▶ _WHAT TO PRODUCE_: Across all the lines below, how many contain the string "upper"? Please reply with the number only.

==== ENTRIES PROVIDED

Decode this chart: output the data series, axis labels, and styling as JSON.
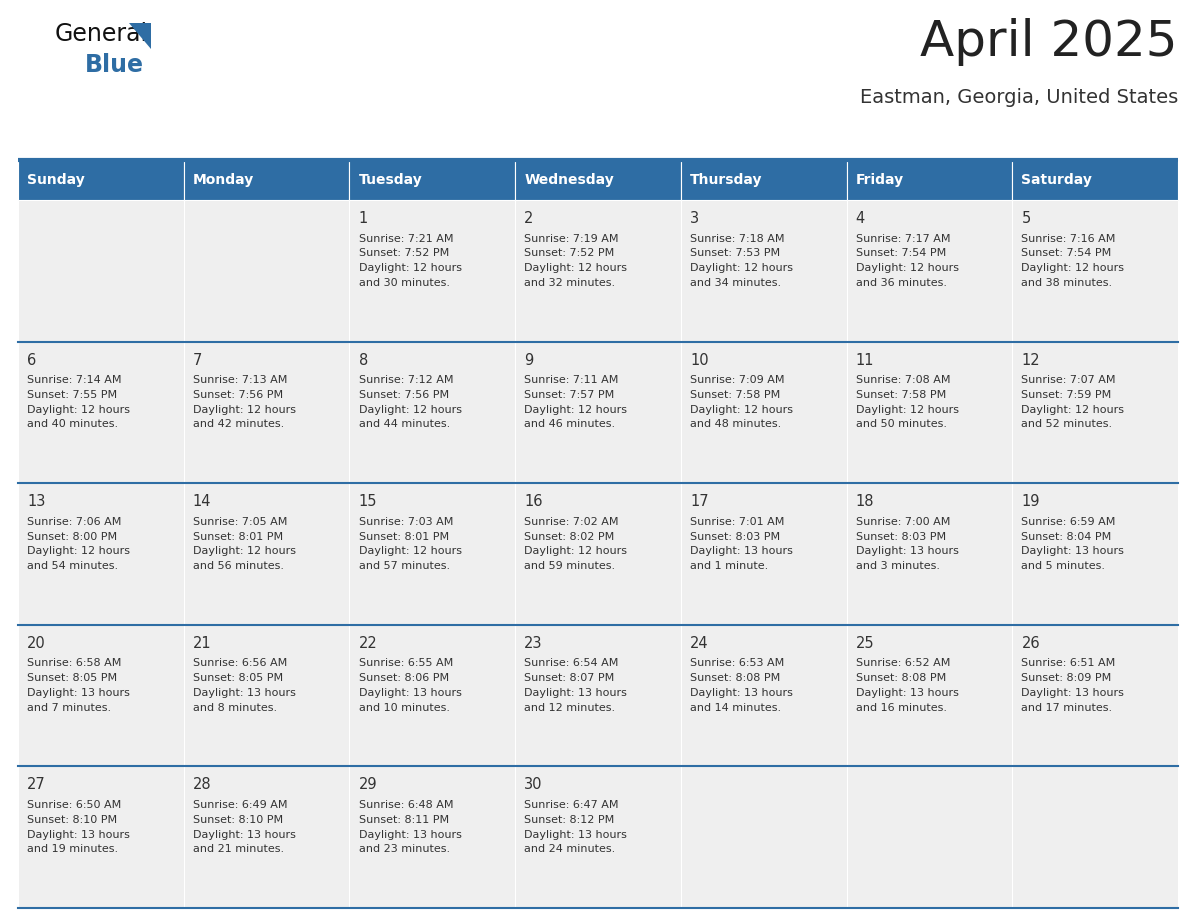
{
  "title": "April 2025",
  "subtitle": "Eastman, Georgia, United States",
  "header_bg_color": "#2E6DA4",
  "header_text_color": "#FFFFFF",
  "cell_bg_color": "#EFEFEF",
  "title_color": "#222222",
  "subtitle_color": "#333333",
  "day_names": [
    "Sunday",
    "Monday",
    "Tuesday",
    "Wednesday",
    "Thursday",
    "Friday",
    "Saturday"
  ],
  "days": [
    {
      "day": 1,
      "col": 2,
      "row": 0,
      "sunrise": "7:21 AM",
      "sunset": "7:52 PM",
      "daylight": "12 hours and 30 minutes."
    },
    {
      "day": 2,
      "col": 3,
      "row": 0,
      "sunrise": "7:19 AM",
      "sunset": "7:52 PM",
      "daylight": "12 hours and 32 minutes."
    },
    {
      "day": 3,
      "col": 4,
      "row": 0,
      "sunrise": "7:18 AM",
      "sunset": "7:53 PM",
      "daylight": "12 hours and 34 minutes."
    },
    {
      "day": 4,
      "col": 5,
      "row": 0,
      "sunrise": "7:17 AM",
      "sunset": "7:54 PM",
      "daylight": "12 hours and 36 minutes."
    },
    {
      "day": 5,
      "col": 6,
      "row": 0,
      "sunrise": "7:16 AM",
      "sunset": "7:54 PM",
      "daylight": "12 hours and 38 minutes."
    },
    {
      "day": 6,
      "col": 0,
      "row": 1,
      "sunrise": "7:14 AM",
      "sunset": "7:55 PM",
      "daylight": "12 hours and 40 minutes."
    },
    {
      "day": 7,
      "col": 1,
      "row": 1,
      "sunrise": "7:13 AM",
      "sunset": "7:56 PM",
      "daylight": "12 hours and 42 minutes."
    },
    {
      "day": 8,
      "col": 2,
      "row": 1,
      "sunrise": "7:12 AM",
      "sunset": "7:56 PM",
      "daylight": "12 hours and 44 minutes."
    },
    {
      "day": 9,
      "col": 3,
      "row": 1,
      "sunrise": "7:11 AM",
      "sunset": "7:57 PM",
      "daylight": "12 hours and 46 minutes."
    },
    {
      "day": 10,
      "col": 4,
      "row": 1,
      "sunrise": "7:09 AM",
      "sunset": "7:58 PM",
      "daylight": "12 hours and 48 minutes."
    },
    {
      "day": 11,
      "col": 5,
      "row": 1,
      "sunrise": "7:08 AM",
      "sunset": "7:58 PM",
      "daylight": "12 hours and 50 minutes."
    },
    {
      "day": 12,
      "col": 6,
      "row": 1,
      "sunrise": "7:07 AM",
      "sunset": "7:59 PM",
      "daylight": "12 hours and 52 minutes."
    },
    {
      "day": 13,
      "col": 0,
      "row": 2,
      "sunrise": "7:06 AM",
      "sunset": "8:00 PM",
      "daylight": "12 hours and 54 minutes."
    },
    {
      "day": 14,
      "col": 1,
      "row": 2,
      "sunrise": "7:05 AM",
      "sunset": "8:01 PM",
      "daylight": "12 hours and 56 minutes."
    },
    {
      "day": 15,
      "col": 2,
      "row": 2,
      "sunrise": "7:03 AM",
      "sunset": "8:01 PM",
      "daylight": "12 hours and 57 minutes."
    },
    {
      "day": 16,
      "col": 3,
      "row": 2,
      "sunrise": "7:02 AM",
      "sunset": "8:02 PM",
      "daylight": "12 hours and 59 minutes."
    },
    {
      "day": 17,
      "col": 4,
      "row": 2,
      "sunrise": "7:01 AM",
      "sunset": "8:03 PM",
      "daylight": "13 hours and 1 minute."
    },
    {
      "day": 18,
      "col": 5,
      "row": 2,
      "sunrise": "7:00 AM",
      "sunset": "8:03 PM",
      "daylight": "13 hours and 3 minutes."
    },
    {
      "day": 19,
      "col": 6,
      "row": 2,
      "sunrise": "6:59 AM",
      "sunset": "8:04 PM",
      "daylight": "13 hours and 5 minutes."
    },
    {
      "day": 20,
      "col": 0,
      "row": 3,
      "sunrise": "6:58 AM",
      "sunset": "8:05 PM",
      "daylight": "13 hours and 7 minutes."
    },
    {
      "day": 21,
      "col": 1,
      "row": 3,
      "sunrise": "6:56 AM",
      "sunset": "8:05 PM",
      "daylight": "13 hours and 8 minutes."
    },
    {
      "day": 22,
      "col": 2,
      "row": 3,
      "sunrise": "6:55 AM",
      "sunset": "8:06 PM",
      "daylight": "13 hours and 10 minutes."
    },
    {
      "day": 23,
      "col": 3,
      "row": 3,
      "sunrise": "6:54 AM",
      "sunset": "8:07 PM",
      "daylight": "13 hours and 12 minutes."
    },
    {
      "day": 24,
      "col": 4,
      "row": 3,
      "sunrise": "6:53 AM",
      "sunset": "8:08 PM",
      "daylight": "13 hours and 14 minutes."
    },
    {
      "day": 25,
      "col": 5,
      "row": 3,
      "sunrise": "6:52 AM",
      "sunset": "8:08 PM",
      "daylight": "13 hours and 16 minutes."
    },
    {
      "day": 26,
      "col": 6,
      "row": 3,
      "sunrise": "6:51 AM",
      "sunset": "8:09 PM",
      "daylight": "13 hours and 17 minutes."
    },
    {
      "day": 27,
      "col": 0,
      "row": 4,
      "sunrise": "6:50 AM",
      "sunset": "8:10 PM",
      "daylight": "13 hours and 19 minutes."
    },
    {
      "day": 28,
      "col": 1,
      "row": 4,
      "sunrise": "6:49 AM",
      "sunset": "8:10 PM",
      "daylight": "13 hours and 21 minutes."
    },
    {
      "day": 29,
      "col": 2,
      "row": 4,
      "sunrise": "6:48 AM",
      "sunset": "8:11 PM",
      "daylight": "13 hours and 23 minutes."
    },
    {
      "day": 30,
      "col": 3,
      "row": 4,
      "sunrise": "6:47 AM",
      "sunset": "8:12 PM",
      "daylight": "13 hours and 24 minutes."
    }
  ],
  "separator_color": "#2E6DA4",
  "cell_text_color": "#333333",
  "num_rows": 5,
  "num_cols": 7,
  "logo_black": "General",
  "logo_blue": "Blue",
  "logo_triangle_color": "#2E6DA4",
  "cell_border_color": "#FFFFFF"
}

========
==== ENTRIES PROVIDED

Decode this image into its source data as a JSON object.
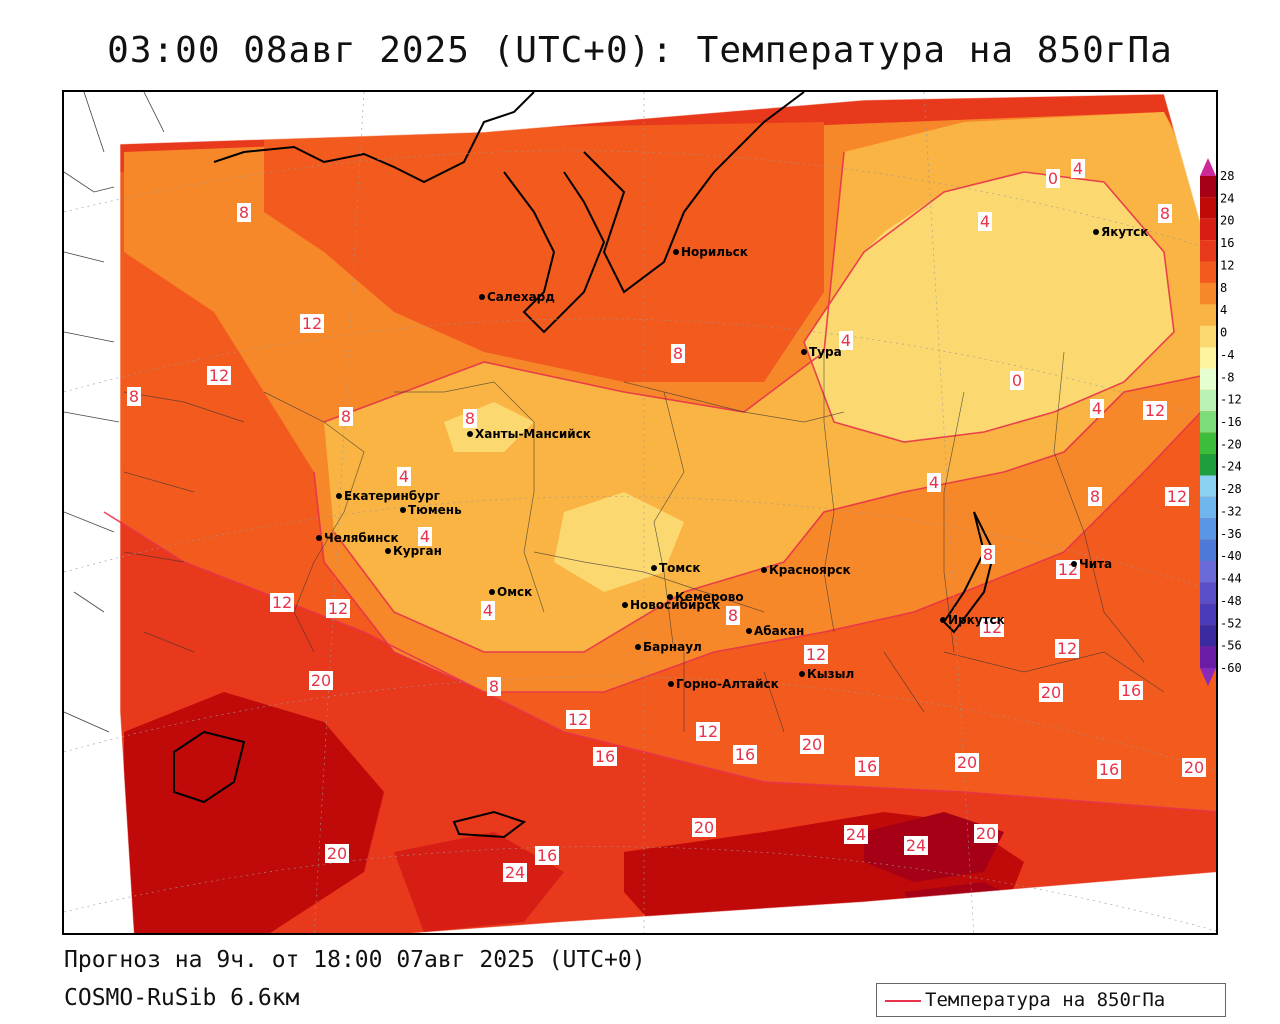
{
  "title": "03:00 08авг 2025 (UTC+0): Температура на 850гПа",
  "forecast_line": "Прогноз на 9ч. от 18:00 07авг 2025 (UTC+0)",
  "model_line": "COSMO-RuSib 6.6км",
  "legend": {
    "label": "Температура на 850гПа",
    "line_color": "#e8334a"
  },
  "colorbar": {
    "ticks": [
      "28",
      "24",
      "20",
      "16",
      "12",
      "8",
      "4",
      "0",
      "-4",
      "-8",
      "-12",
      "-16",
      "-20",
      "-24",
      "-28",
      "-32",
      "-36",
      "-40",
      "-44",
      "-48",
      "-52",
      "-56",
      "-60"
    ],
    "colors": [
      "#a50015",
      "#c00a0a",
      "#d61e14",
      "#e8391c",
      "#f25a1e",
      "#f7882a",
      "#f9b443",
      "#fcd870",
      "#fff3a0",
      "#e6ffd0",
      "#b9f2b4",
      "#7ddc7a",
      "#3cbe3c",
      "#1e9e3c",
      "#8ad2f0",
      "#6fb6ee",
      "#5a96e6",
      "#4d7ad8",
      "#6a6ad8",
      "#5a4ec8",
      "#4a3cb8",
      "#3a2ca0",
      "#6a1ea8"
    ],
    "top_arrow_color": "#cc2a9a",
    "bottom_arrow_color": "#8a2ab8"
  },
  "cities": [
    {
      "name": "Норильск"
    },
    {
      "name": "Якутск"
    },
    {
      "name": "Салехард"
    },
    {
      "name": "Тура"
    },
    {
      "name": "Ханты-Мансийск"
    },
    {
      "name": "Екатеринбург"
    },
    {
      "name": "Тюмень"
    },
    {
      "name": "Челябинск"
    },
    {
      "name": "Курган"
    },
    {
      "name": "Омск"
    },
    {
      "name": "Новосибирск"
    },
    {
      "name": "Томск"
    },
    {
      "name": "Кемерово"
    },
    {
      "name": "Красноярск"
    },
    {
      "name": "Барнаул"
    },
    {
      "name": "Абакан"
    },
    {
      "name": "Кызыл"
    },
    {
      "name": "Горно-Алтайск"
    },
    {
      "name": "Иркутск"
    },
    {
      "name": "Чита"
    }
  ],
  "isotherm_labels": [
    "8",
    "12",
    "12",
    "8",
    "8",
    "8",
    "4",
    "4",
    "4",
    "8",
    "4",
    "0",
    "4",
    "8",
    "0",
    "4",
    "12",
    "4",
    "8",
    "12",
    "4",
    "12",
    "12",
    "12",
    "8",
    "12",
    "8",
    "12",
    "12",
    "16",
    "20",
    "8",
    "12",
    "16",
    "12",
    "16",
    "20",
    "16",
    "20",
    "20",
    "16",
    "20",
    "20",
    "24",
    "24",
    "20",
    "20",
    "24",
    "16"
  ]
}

========
==== ENTRIES PROVIDED

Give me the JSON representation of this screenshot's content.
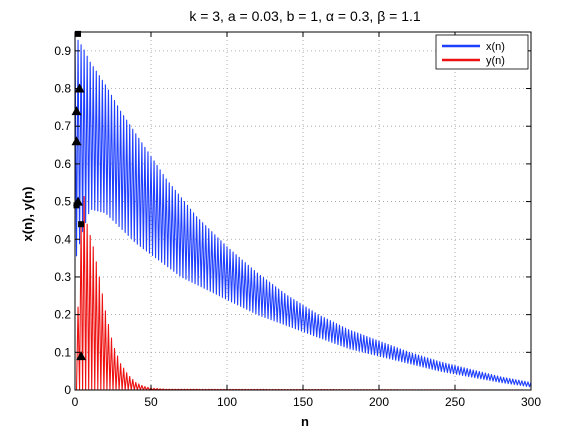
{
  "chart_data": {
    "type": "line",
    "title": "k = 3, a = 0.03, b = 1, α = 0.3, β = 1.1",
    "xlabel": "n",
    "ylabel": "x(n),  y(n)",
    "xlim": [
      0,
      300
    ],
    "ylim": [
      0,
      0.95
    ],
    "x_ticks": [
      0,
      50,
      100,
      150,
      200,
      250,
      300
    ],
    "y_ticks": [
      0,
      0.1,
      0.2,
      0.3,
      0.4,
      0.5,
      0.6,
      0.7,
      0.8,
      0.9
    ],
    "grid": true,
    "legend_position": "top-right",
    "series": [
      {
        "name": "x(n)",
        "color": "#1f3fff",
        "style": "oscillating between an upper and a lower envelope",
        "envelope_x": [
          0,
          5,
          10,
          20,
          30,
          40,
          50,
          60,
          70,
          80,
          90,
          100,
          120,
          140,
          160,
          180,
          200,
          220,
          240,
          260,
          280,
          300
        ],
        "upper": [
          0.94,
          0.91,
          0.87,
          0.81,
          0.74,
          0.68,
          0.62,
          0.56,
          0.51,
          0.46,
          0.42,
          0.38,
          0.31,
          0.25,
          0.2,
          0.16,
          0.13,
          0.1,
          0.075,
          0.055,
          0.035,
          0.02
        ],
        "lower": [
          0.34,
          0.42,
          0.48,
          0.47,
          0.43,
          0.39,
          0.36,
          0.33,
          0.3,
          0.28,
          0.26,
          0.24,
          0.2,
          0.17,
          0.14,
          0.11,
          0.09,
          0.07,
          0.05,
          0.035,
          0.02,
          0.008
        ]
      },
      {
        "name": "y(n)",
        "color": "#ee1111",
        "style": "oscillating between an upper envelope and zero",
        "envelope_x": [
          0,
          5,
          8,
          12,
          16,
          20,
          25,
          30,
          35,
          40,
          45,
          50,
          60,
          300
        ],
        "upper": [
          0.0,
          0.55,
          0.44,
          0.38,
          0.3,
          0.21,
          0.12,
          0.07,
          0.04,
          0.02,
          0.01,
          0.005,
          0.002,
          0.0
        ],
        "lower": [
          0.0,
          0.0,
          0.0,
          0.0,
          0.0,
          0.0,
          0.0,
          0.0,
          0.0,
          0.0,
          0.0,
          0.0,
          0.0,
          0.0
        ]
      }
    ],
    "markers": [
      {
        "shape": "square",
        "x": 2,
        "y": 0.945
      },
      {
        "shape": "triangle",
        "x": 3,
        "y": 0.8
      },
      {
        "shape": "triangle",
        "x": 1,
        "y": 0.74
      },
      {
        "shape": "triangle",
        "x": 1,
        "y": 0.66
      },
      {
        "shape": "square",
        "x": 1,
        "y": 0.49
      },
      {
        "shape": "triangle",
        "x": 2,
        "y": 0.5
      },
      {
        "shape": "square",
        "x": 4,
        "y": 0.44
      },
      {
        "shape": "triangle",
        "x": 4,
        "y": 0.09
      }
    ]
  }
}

========

▶ _RESULT OF THIS TASK_: 4